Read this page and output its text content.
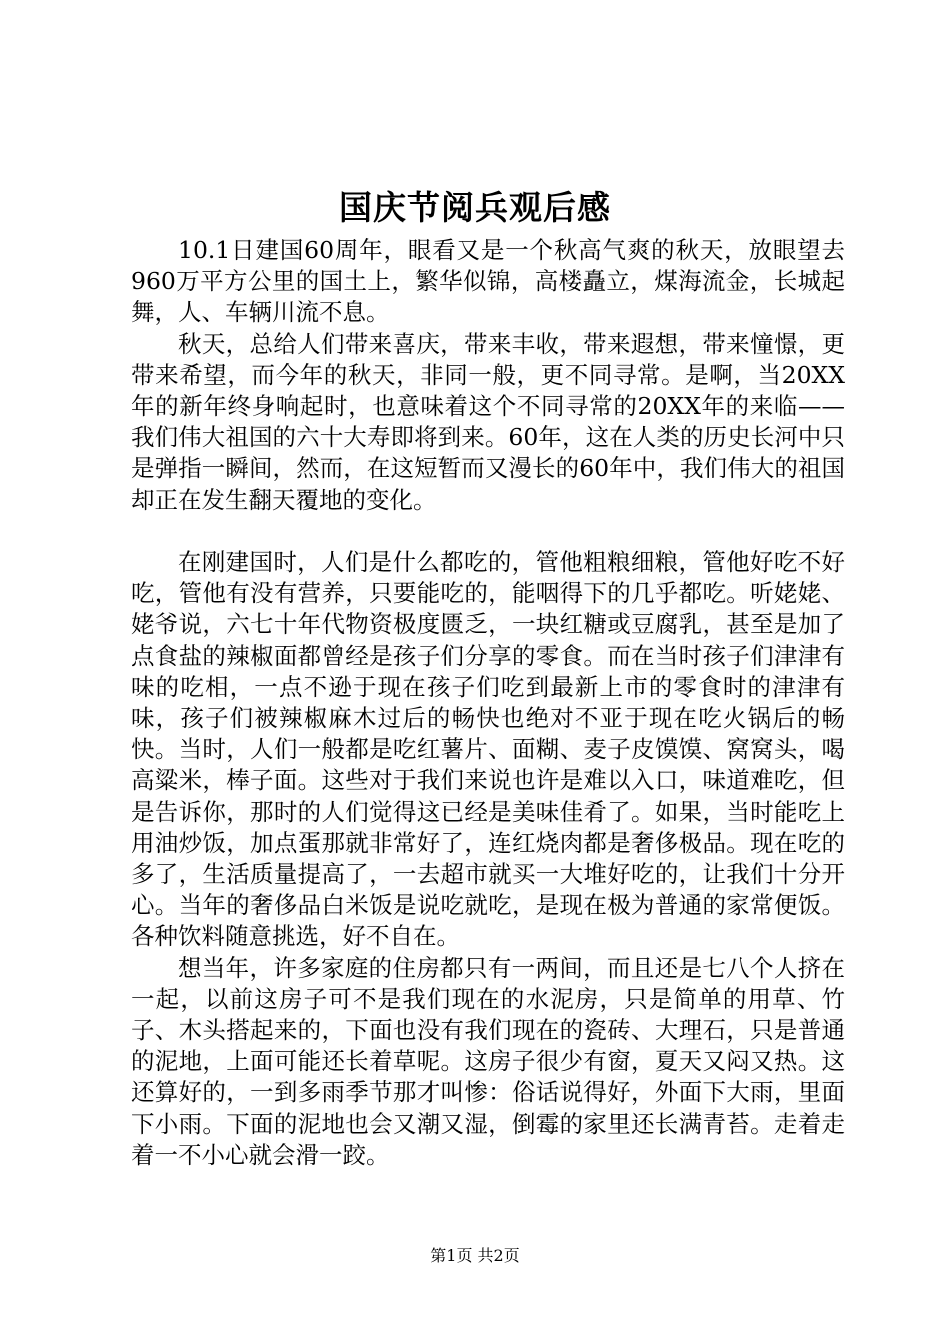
国庆节阅兵观后感

10.1日建国60周年，眼看又是一个秋高气爽的秋天，放眼望去960万平方公里的国土上，繁华似锦，高楼矗立，煤海流金，长城起舞，人、车辆川流不息。

秋天，总给人们带来喜庆，带来丰收，带来遐想，带来憧憬，更带来希望，而今年的秋天，非同一般，更不同寻常。是啊，当20XX年的新年终身响起时，也意味着这个不同寻常的20XX年的来临——我们伟大祖国的六十大寿即将到来。60年，这在人类的历史长河中只是弹指一瞬间，然而，在这短暂而又漫长的60年中，我们伟大的祖国却正在发生翻天覆地的变化。

在刚建国时，人们是什么都吃的，管他粗粮细粮，管他好吃不好吃，管他有没有营养，只要能吃的，能咽得下的几乎都吃。听姥姥、姥爷说，六七十年代物资极度匮乏，一块红糖或豆腐乳，甚至是加了点食盐的辣椒面都曾经是孩子们分享的零食。而在当时孩子们津津有味的吃相，一点不逊于现在孩子们吃到最新上市的零食时的津津有味，孩子们被辣椒麻木过后的畅快也绝对不亚于现在吃火锅后的畅快。当时，人们一般都是吃红薯片、面糊、麦子皮馍馍、窝窝头，喝高粱米，棒子面。这些对于我们来说也许是难以入口，味道难吃，但是告诉你，那时的人们觉得这已经是美味佳肴了。如果，当时能吃上用油炒饭，加点蛋那就非常好了，连红烧肉都是奢侈极品。现在吃的多了，生活质量提高了，一去超市就买一大堆好吃的，让我们十分开心。当年的奢侈品白米饭是说吃就吃，是现在极为普通的家常便饭。各种饮料随意挑选，好不自在。

想当年，许多家庭的住房都只有一两间，而且还是七八个人挤在一起，以前这房子可不是我们现在的水泥房，只是简单的用草、竹子、木头搭起来的，下面也没有我们现在的瓷砖、大理石，只是普通的泥地，上面可能还长着草呢。这房子很少有窗，夏天又闷又热。这还算好的，一到多雨季节那才叫惨：俗话说得好，外面下大雨，里面下小雨。下面的泥地也会又潮又湿，倒霉的家里还长满青苔。走着走着一不小心就会滑一跤。

第1页 共2页
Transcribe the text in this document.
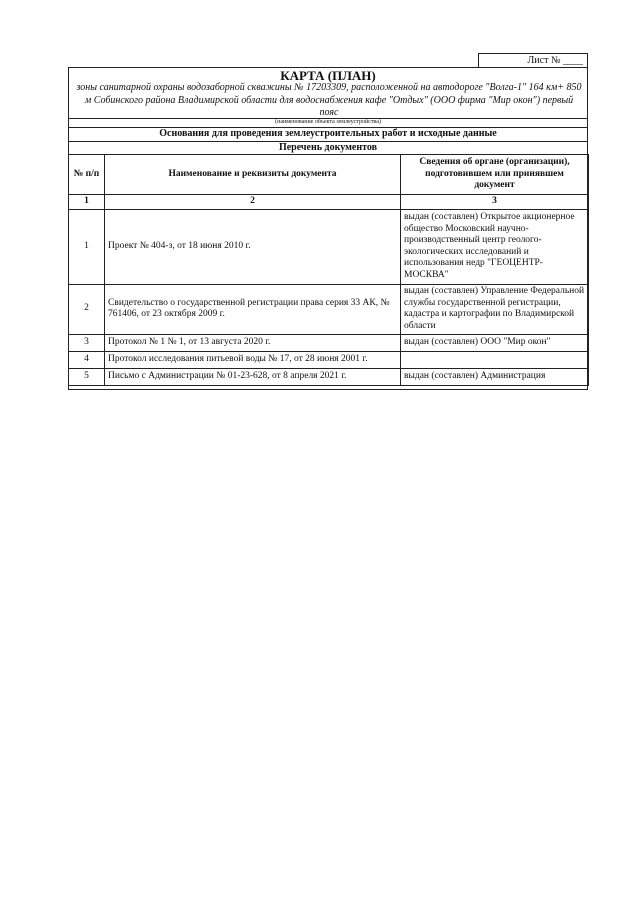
Лист № ____
КАРТА (ПЛАН)
зоны санитарной охраны водозаборной скважины № 17203309, расположенной на автодороге "Волга-1" 164 км+ 850 м Собинского района Владимирской области для водоснабжения кафе "Отдых" (ООО фирма "Мир окон") первый пояс
(наименование объекта землеустройства)
Основания для проведения землеустроительных работ и исходные данные
Перечень документов
№ п/п	Наименование и реквизиты документа	Сведения об органе (организации), подготовившем или принявшем документ
1	2	3
1	Проект № 404-з, от 18 июня 2010 г.	выдан (составлен) Открытое акционерное общество Московский научно-производственный центр геолого-экологических исследований и использования недр "ГЕОЦЕНТР-МОСКВА"
2	Свидетельство о государственной регистрации права серия 33 АК, № 761406, от 23 октября 2009 г.	выдан (составлен) Управление Федеральной службы государственной регистрации, кадастра и картографии по Владимирской области
3	Протокол № 1 № 1, от 13 августа 2020 г.	выдан (составлен) ООО "Мир окон"
4	Протокол исследования питьевой воды № 17, от 28 июня 2001 г.	
5	Письмо с Администрации № 01-23-628, от 8 апреля 2021 г.	выдан (составлен) Администрация
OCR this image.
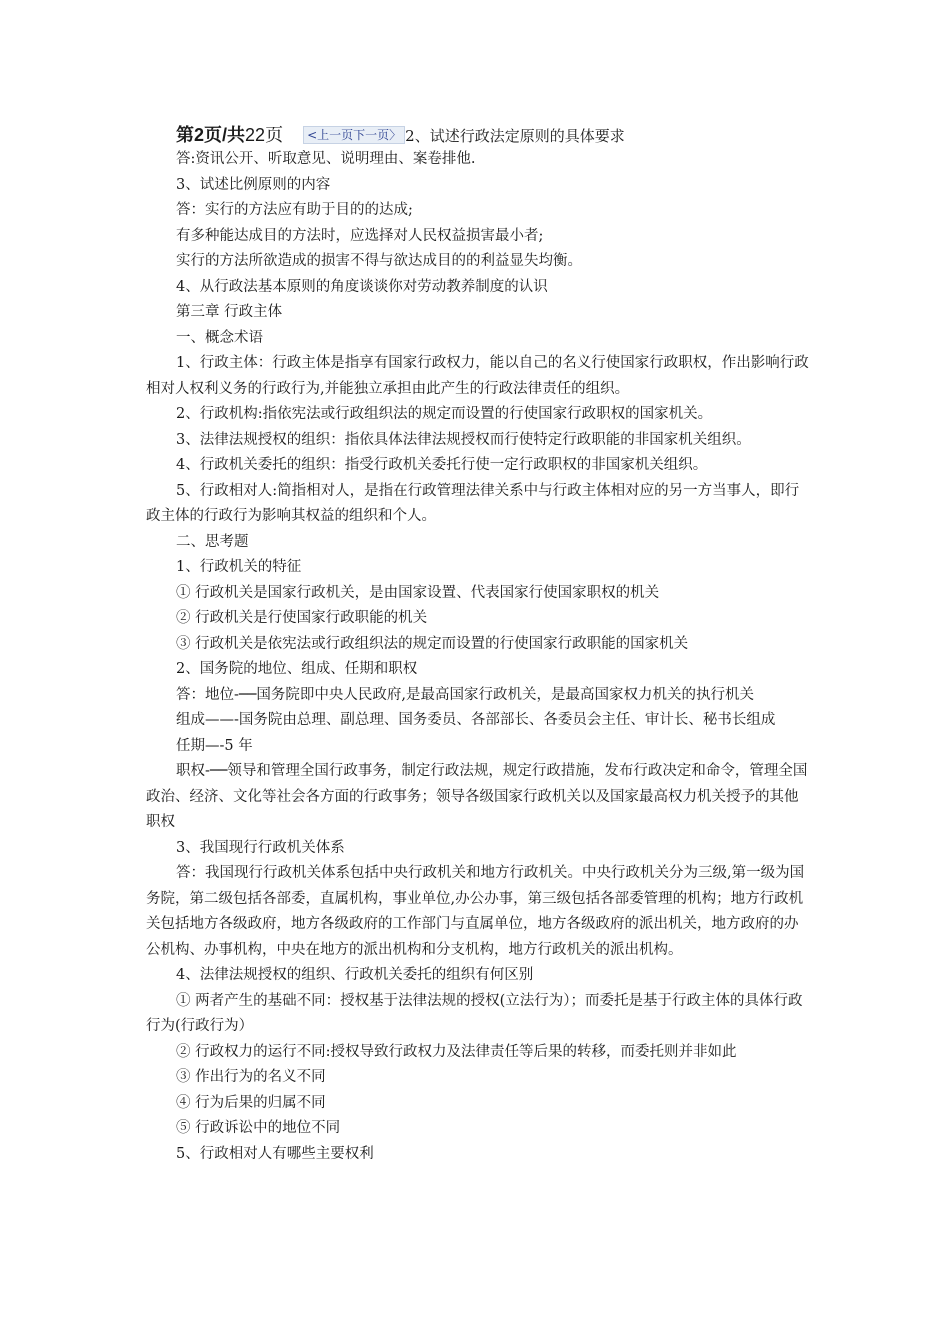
第2页/共22页 <上一页下一页〉 2、试述行政法定原则的具体要求

答:资讯公开、听取意见、说明理由、案卷排他.

3、试述比例原则的内容

答：实行的方法应有助于目的的达成;

有多种能达成目的方法时，应选择对人民权益损害最小者;

实行的方法所欲造成的损害不得与欲达成目的的利益显失均衡。

4、从行政法基本原则的角度谈谈你对劳动教养制度的认识

第三章 行政主体

一、概念术语

1、行政主体：行政主体是指享有国家行政权力，能以自己的名义行使国家行政职权，作出影响行政相对人权利义务的行政行为,并能独立承担由此产生的行政法律责任的组织。

2、行政机构:指依宪法或行政组织法的规定而设置的行使国家行政职权的国家机关。

3、法律法规授权的组织：指依具体法律法规授权而行使特定行政职能的非国家机关组织。

4、行政机关委托的组织：指受行政机关委托行使一定行政职权的非国家机关组织。

5、行政相对人:简指相对人，是指在行政管理法律关系中与行政主体相对应的另一方当事人，即行政主体的行政行为影响其权益的组织和个人。

二、思考题

1、行政机关的特征

① 行政机关是国家行政机关，是由国家设置、代表国家行使国家职权的机关

② 行政机关是行使国家行政职能的机关

③ 行政机关是依宪法或行政组织法的规定而设置的行使国家行政职能的国家机关

2、国务院的地位、组成、任期和职权

答：地位-──国务院即中央人民政府,是最高国家行政机关，是最高国家权力机关的执行机关

组成——-国务院由总理、副总理、国务委员、各部部长、各委员会主任、审计长、秘书长组成

任期—-5 年

职权-──领导和管理全国行政事务，制定行政法规，规定行政措施，发布行政决定和命令，管理全国政治、经济、文化等社会各方面的行政事务；领导各级国家行政机关以及国家最高权力机关授予的其他职权

3、我国现行行政机关体系

答：我国现行行政机关体系包括中央行政机关和地方行政机关。中央行政机关分为三级,第一级为国务院，第二级包括各部委，直属机构，事业单位,办公办事，第三级包括各部委管理的机构；地方行政机关包括地方各级政府，地方各级政府的工作部门与直属单位，地方各级政府的派出机关，地方政府的办公机构、办事机构，中央在地方的派出机构和分支机构，地方行政机关的派出机构。

4、法律法规授权的组织、行政机关委托的组织有何区别

① 两者产生的基础不同：授权基于法律法规的授权(立法行为）；而委托是基于行政主体的具体行政行为(行政行为）

② 行政权力的运行不同:授权导致行政权力及法律责任等后果的转移，而委托则并非如此

③ 作出行为的名义不同

④ 行为后果的归属不同

⑤ 行政诉讼中的地位不同

5、行政相对人有哪些主要权利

________________________________________

Read the entries and pick out all lines that include the word "июня".

1	Проект № 404-з, от 18 июня 2010 г.	выдан (составлен) Открытое акционерное общество Московский научно-производственный центр геолого-экологических исследований и использования недр "ГЕОЦЕНТР-МОСКВА"
4	Протокол исследования питьевой воды № 17, от 28 июня 2001 г.	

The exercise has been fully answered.